── Records ──
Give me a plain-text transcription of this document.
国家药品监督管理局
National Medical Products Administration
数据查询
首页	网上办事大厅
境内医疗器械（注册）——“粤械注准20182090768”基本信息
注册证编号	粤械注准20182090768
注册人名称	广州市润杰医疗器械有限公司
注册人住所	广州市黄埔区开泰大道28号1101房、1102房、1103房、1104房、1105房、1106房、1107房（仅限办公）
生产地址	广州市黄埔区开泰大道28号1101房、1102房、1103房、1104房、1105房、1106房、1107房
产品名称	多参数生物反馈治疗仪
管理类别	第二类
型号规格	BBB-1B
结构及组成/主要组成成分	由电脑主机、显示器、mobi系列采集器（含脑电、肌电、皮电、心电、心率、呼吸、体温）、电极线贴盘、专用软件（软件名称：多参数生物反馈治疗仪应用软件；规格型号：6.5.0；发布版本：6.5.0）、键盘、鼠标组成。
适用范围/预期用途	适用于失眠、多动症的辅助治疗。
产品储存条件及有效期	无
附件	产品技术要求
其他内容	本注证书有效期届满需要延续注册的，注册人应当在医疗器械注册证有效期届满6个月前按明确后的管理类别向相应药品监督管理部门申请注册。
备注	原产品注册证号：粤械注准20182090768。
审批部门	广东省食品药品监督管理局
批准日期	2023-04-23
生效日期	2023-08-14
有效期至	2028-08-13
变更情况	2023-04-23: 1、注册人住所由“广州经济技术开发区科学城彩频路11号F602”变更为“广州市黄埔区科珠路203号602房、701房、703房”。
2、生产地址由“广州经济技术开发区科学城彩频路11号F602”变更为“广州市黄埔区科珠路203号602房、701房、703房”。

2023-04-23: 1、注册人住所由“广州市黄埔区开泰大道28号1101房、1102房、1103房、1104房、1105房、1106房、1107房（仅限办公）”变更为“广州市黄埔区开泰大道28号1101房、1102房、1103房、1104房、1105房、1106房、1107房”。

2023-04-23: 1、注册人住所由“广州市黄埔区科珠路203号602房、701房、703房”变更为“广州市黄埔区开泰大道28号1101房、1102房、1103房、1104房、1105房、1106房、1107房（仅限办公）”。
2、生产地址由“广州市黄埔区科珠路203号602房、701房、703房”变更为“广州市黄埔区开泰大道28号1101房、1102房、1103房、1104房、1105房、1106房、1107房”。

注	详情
───
» **Task to carry out**: Report how many lines of the entries hold the word "生产地址由". Nothing else is needed.

» **Task response**: 2